=== Extracto de página ===
━━━━━━━━━━━━━━━━

En junio de 1541 los cazcanes no sólo se habían
apoderado de los campos y de los caminos que iban a Zacatecas, por donde
no dejaban transitar a nadie, sino que atacaron a Guadalajara con tal violencia
que destrozaron la ciudad, si bien no pudieron conservarla en su poder.
El obispo fray Pedro de Ayala escribió entonces al virrey, exponiéndole
la situación con tremendismo. Antonio de Mendoza organizó
una fuerza militar de 50 mil soldados, de los cuales 20 mil eran europeos
y el resto guerreros mexicas y tlaxcaltecas en calidad de "auxiliares".
Estos partieron de México-Tenochtitlan el 29 de septiembre, y el
16 de diciembre culminaron su campaña con una matanza pavorosa que
tuvo su último enfrentamiento, durante siete días, en el
cerro del Mixtón.

━━━━━━━━━━━━━━━━

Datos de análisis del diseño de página
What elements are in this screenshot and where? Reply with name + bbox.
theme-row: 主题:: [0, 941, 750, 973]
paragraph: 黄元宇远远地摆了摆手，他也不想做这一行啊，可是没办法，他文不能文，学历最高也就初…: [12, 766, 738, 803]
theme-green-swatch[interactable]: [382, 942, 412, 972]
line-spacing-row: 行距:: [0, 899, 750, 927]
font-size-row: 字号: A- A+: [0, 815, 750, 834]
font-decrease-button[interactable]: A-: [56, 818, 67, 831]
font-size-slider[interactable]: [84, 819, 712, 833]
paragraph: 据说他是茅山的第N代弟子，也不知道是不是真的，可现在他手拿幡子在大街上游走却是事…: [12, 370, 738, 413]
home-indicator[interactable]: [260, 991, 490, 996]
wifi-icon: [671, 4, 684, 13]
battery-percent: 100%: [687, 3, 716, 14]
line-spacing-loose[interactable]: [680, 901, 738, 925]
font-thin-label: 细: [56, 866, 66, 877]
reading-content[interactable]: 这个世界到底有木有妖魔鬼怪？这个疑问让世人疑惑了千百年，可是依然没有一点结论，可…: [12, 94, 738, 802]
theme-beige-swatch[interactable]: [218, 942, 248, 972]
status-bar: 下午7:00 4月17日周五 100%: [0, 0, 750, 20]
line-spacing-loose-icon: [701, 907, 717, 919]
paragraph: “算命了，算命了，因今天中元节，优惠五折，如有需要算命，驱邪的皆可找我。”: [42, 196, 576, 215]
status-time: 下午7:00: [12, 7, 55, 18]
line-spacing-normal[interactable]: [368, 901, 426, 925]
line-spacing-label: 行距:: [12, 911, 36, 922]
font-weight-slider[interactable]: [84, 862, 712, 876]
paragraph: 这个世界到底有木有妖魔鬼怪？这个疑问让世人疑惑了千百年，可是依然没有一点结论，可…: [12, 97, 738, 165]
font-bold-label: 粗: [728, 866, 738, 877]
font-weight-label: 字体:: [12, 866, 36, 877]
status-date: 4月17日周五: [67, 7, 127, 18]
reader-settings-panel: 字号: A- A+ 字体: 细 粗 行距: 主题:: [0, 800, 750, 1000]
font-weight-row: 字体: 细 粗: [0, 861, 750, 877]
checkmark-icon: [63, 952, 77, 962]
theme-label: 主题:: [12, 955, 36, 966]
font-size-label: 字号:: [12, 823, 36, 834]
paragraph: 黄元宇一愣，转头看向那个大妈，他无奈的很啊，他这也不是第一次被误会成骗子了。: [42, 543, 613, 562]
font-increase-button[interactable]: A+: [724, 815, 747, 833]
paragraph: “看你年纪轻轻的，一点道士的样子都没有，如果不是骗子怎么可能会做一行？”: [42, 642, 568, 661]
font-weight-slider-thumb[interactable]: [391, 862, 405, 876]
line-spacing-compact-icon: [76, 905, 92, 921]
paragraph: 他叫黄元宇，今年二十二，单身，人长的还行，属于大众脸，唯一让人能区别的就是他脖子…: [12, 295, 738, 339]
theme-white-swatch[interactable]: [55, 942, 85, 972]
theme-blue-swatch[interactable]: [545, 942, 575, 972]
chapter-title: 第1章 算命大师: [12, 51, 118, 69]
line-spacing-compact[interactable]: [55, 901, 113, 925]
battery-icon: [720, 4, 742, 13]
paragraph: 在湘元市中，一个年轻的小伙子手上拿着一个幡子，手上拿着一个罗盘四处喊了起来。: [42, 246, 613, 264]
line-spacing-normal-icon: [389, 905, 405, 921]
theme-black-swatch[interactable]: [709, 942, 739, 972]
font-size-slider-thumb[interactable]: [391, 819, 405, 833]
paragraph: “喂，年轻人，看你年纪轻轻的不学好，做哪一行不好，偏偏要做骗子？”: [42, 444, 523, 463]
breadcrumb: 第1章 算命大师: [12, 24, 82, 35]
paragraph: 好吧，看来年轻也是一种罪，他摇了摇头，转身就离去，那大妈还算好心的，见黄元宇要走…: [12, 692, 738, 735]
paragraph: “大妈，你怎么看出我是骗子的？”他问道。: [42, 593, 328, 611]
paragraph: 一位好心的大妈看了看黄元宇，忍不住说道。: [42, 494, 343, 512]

━━━━━━━━━━━━━━━━

=== Tareas requeridas ===
1. Reproduce al pie de la letra el fragmento del extracto sobre la rebelión de los cazcanes, comenzando por "El obispo fray" y siguiendo hasta "cerro del Mixtón.".
2. En el extracto sobre la rebelión de los cazcanes, ¿cuántos de los 50 mil soldados que organizó Antonio de Mendoza eran europeos?
3. Resume en dos oraciones el extracto sobre la rebelión de los cazcanes.
Las líneas de datos son un material independiente del extracto.

=== Respuestas ===
1.
El obispo fray Pedro de Ayala escribió entonces al virrey, exponiéndole
la situación con tremendismo. Antonio de Mendoza organizó
una fuerza militar de 50 mil soldados, de los cuales 20 mil eran europeos
y el resto guerreros mexicas y tlaxcaltecas en calidad de "auxiliares".
Estos partieron de México-Tenochtitlan el 29 de septiembre, y el
16 de diciembre culminaron su campaña con una matanza pavorosa que
tuvo su último enfrentamiento, durante siete días, en el
cerro del Mixtón.

2. 20 mil.

3. En junio de 1541 los cazcanes dominaban los campos y caminos que iban a Zacatecas y atacaron Guadalajara con tal violencia que destrozaron la ciudad, aunque no pudieron conservarla en su poder. Después de que el obispo fray Pedro de Ayala escribiera al virrey, Antonio de Mendoza organizó una fuerza de 50 mil soldados, 20 mil de ellos europeos y el resto guerreros mexicas y tlaxcaltecas, que partió de México-Tenochtitlan el 29 de septiembre y culminó su campaña el 16 de diciembre con una matanza cuyo último enfrentamiento, de siete días, tuvo lugar en el cerro del Mixtón.